___ TASK MATERIAL

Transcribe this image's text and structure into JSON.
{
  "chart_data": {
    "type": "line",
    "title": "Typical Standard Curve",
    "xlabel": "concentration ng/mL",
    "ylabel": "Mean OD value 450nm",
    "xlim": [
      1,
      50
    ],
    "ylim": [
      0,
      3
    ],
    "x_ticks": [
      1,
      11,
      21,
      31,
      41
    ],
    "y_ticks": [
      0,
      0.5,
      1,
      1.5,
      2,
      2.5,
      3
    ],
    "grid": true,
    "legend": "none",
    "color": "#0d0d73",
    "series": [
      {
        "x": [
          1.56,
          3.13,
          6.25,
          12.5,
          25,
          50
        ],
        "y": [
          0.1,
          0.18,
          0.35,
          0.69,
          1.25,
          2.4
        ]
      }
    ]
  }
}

______
___ TASK MATERIAL

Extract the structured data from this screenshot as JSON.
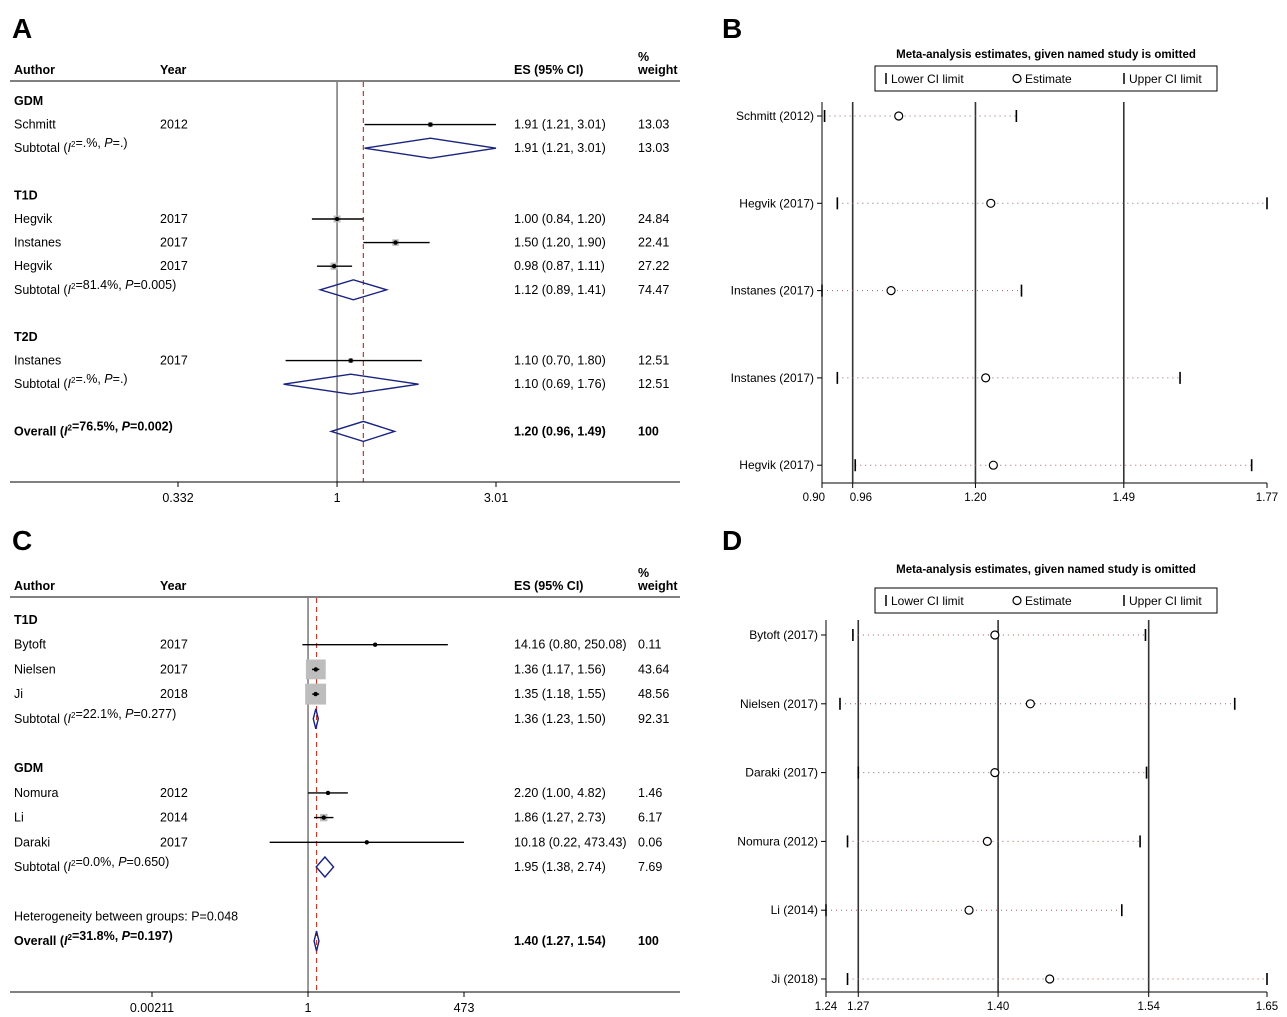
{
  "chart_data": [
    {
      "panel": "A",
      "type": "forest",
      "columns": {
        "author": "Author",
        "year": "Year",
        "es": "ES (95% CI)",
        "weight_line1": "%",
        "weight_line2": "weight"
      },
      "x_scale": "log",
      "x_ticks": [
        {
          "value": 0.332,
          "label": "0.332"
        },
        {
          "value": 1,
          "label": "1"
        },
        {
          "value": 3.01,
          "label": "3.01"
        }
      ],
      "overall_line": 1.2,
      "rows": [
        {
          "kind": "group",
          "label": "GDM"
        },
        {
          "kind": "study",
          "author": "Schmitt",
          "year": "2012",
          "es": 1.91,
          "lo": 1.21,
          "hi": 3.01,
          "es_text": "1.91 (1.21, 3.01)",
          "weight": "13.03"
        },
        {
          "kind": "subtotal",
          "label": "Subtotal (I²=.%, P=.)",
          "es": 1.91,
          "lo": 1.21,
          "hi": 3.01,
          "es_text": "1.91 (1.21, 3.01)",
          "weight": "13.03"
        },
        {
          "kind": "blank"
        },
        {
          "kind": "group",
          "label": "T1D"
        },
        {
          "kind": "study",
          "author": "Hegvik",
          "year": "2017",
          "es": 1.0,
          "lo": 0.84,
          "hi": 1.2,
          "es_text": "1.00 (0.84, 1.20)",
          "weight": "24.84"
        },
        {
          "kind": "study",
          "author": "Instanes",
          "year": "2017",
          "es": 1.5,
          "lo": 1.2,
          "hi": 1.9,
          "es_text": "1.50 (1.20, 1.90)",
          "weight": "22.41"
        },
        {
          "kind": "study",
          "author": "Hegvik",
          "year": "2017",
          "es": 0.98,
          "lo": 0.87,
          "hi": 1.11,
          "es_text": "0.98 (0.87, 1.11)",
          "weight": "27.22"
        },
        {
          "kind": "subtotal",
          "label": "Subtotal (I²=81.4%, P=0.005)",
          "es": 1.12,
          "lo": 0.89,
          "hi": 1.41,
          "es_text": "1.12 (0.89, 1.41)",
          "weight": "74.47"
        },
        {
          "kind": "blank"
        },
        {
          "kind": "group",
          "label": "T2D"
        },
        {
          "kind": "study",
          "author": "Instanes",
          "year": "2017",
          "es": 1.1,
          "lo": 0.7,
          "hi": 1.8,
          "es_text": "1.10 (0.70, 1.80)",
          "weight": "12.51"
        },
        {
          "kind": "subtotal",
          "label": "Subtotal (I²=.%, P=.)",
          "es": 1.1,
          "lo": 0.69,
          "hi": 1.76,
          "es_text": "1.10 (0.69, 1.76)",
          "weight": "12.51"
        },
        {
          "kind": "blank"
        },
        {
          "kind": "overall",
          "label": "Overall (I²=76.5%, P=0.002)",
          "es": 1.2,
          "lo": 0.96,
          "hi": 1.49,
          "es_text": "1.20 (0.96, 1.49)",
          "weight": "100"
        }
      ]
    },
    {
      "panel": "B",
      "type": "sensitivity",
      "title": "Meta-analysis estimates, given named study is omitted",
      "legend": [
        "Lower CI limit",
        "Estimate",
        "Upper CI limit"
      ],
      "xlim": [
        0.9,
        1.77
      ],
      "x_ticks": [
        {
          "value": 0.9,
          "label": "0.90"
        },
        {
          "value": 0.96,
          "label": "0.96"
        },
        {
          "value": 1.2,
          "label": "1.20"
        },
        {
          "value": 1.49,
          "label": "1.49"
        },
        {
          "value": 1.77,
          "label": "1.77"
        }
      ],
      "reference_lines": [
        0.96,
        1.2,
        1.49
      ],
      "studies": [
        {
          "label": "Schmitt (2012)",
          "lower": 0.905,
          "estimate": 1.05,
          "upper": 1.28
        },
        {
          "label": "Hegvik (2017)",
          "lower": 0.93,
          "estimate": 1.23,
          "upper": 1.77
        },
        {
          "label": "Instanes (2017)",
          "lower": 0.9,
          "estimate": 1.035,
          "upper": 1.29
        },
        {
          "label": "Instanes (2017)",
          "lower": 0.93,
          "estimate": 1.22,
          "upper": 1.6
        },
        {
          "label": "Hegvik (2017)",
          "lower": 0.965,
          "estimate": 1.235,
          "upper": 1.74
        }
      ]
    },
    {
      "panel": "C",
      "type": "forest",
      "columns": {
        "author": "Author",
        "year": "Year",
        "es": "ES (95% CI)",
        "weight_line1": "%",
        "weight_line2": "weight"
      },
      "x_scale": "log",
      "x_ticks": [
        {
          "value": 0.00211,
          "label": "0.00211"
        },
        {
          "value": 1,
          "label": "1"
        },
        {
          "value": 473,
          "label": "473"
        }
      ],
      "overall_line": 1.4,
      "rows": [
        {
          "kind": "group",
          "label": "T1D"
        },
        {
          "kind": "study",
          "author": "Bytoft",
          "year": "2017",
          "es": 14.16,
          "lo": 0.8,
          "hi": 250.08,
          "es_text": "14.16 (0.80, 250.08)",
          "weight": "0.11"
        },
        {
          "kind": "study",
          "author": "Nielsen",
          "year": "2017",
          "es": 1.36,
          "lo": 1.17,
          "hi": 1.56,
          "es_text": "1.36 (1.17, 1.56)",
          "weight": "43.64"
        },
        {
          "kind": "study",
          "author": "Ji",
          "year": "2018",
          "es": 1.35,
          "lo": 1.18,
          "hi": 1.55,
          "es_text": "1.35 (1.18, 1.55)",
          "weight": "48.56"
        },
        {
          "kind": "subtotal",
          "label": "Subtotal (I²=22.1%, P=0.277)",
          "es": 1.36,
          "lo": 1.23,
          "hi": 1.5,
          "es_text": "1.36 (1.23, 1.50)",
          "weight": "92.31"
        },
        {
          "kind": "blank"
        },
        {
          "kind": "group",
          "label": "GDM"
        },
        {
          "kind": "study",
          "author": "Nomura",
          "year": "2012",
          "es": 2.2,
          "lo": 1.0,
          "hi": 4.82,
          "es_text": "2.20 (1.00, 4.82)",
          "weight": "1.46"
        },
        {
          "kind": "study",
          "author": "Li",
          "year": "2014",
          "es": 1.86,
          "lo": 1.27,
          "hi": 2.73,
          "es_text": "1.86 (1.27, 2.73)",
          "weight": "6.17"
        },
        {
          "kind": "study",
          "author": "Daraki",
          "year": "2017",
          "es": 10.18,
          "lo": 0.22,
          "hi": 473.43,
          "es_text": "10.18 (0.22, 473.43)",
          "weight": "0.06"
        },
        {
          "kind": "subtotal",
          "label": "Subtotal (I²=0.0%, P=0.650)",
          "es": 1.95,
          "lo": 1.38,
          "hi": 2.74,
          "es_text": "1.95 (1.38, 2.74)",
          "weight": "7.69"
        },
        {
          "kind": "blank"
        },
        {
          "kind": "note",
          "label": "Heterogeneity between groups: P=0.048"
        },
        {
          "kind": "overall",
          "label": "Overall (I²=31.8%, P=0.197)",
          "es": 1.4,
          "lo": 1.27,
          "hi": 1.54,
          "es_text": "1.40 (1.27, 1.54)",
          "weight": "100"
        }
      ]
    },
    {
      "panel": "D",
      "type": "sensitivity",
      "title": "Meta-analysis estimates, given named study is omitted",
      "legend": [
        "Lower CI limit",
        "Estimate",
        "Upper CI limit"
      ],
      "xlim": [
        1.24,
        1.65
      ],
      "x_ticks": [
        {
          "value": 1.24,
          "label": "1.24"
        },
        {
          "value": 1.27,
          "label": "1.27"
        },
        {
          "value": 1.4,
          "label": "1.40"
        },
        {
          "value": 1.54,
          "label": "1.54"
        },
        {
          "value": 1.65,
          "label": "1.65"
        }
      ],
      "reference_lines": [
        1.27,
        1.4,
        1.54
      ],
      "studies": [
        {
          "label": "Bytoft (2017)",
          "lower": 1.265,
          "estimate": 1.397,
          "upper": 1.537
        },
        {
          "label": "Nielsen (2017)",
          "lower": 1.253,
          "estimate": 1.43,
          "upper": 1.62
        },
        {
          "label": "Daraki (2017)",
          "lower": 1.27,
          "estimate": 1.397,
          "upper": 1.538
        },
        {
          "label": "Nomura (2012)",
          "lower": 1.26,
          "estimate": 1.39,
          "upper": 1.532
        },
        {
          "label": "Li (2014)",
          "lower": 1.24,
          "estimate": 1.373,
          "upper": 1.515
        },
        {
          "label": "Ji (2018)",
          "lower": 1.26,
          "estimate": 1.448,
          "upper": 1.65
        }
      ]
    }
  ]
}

______
___ TASK MATERIAL

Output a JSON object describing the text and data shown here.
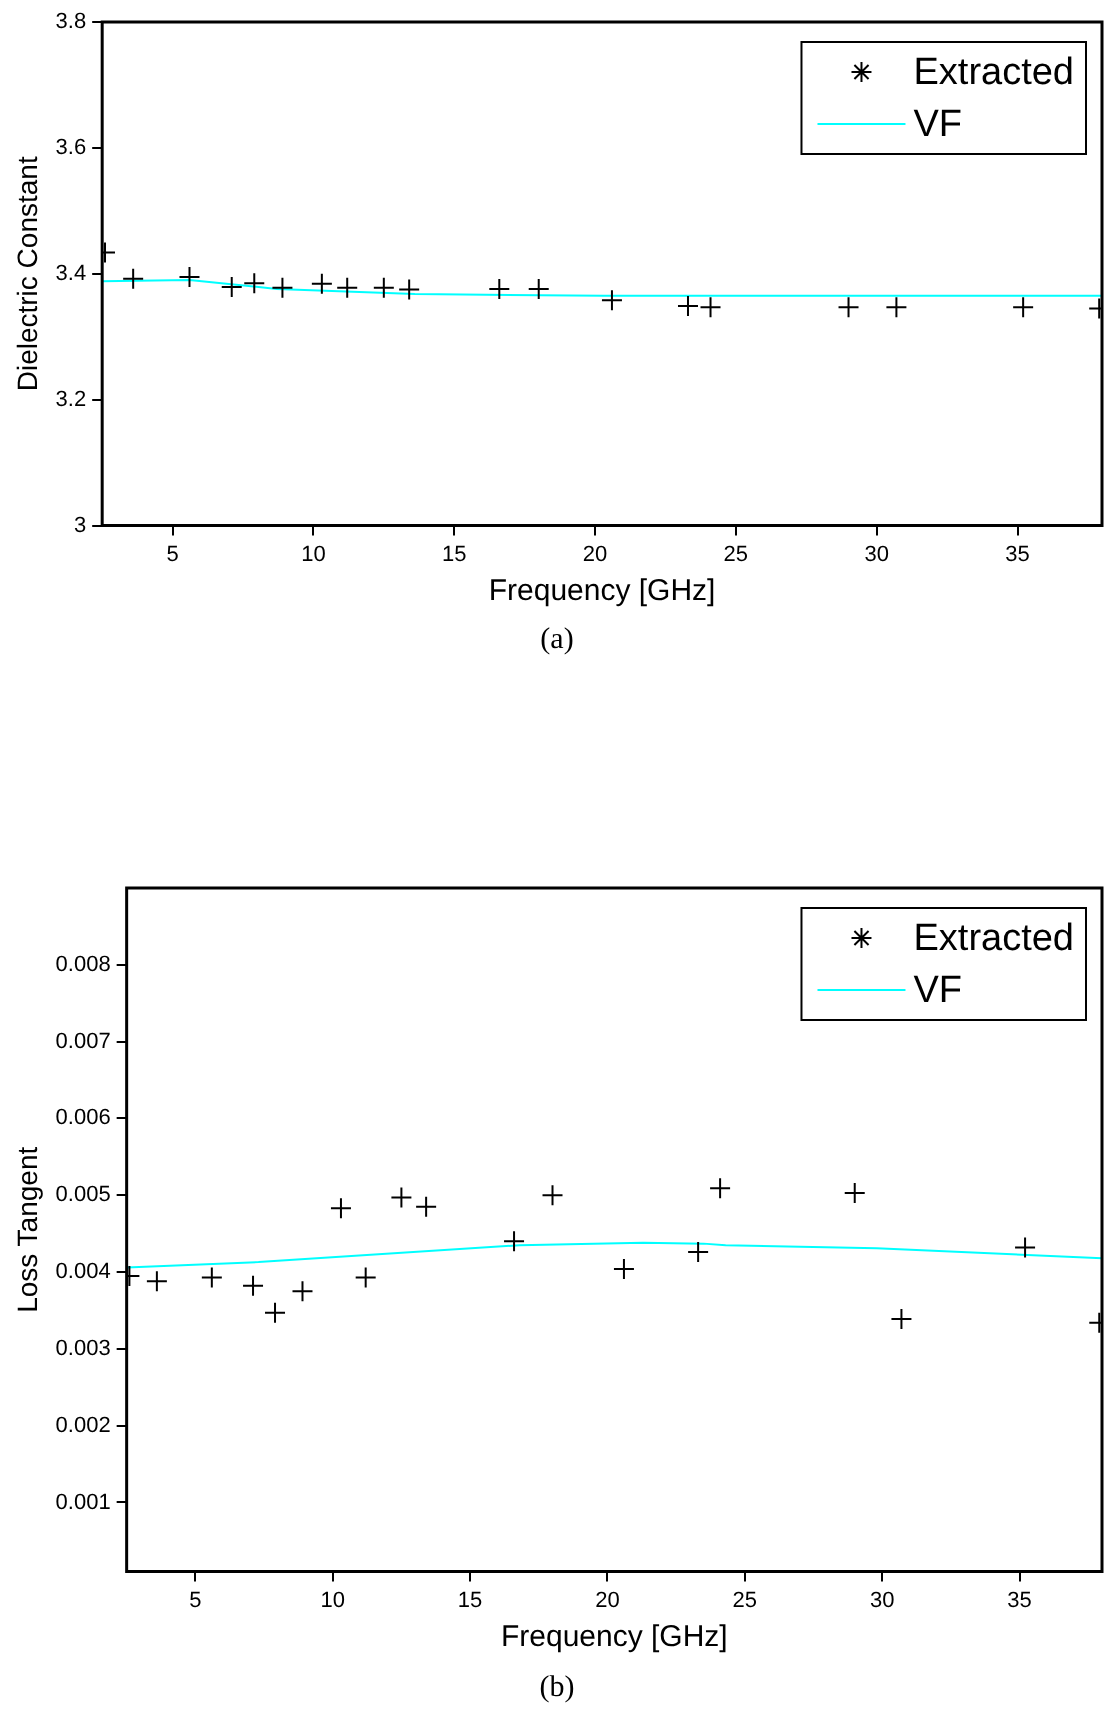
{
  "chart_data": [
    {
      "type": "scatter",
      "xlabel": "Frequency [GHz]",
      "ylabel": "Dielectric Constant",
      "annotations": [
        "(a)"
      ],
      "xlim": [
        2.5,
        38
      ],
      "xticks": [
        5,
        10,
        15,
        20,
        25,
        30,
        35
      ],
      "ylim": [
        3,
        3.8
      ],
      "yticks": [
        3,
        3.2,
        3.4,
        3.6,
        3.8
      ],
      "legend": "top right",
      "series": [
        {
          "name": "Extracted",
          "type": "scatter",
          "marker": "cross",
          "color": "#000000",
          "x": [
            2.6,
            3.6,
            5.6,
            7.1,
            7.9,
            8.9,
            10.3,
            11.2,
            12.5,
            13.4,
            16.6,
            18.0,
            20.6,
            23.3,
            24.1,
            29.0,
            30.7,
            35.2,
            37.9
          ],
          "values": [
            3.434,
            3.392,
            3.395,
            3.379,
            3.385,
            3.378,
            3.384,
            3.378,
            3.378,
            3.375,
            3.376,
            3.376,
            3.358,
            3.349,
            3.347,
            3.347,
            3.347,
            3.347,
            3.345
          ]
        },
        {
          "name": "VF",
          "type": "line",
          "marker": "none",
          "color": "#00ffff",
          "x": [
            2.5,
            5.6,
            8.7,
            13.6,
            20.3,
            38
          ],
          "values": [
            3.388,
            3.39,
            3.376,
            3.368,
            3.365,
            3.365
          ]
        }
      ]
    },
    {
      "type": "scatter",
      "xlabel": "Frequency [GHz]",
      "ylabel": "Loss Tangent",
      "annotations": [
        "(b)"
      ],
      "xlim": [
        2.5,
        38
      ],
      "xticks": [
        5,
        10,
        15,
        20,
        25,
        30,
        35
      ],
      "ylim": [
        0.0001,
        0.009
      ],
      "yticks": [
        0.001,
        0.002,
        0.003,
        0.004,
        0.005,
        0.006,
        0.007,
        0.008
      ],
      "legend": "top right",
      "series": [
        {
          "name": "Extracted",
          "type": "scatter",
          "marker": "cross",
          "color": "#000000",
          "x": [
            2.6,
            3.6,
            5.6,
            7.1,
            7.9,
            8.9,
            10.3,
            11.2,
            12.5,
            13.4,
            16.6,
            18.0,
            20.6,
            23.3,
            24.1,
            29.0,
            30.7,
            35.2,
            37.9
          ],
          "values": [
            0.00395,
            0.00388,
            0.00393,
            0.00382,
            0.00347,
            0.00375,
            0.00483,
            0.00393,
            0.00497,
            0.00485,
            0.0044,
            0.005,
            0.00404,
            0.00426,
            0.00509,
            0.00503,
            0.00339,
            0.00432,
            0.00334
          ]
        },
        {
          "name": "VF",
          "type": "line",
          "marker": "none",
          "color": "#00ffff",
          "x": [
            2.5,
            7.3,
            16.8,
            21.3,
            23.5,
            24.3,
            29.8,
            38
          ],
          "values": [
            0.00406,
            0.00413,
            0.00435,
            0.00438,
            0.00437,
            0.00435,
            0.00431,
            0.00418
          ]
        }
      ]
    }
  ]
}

______

**REQUEST:**
Copy every line above that includes the string "this".

**WRITTEN REPLY:**
Transcribe this image's text and structure into JSON.
Extract the structured data from this screenshot as JSON.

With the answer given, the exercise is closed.